What needs to be done
Write the material out again, line by line, exactly as it is.

(Recorded data)
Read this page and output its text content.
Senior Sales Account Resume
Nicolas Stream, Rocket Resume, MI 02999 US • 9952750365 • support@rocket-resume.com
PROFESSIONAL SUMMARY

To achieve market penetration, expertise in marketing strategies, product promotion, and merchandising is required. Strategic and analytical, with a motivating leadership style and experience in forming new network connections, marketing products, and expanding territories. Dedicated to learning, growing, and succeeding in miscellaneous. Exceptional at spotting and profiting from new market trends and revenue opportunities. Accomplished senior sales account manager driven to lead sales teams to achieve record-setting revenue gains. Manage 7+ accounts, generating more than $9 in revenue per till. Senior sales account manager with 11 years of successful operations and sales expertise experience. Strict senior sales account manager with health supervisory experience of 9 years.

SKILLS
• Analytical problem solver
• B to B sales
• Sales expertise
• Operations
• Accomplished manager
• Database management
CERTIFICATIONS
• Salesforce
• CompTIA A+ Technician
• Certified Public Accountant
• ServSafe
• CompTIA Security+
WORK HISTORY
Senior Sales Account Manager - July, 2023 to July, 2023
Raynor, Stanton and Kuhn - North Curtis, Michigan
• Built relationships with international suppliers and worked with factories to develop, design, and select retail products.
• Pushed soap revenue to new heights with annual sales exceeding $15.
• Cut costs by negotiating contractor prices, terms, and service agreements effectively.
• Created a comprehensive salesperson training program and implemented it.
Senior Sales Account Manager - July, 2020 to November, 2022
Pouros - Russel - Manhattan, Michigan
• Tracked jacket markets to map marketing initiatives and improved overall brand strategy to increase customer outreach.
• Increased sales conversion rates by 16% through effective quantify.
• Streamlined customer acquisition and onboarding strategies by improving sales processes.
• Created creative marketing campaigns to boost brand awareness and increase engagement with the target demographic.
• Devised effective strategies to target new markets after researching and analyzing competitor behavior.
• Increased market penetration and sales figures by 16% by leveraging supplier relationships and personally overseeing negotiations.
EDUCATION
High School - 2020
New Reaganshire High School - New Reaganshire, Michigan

Task solution
Read this page and output its text content.
Senior Sales Account Resume
Nicolas Stream, Rocket Resume, MI 02999 US • 9952750365 • support@rocket-resume.com
PROFESSIONAL SUMMARY

To achieve market penetration, expertise in marketing strategies, product promotion, and merchandising is required. Strategic and analytical, with a motivating leadership style and experience in forming new network connections, marketing products, and expanding territories. Dedicated to learning, growing, and succeeding in miscellaneous. Exceptional at spotting and profiting from new market trends and revenue opportunities. Accomplished senior sales account manager driven to lead sales teams to achieve record-setting revenue gains. Manage 7+ accounts, generating more than $9 in revenue per till. Senior sales account manager with 11 years of successful operations and sales expertise experience. Strict senior sales account manager with health supervisory experience of 9 years.

SKILLS
• Analytical problem solver
• B to B sales
• Sales expertise
• Operations
• Accomplished manager
• Database management
CERTIFICATIONS
• Salesforce
• CompTIA A+ Technician
• Certified Public Accountant
• ServSafe
• CompTIA Security+
WORK HISTORY
Senior Sales Account Manager - July, 2023 to July, 2023
Raynor, Stanton and Kuhn - North Curtis, Michigan
• Built relationships with international suppliers and worked with factories to develop, design, and select retail products.
• Pushed soap revenue to new heights with annual sales exceeding $15.
• Cut costs by negotiating contractor prices, terms, and service agreements effectively.
• Created a comprehensive salesperson training program and implemented it.
Senior Sales Account Manager - July, 2020 to November, 2022
Pouros - Russel - Manhattan, Michigan
• Tracked jacket markets to map marketing initiatives and improved overall brand strategy to increase customer outreach.
• Increased sales conversion rates by 16% through effective quantify.
• Streamlined customer acquisition and onboarding strategies by improving sales processes.
• Created creative marketing campaigns to boost brand awareness and increase engagement with the target demographic.
• Devised effective strategies to target new markets after researching and analyzing competitor behavior.
• Increased market penetration and sales figures by 16% by leveraging supplier relationships and personally overseeing negotiations.
EDUCATION
High School - 2020
New Reaganshire High School - New Reaganshire, Michigan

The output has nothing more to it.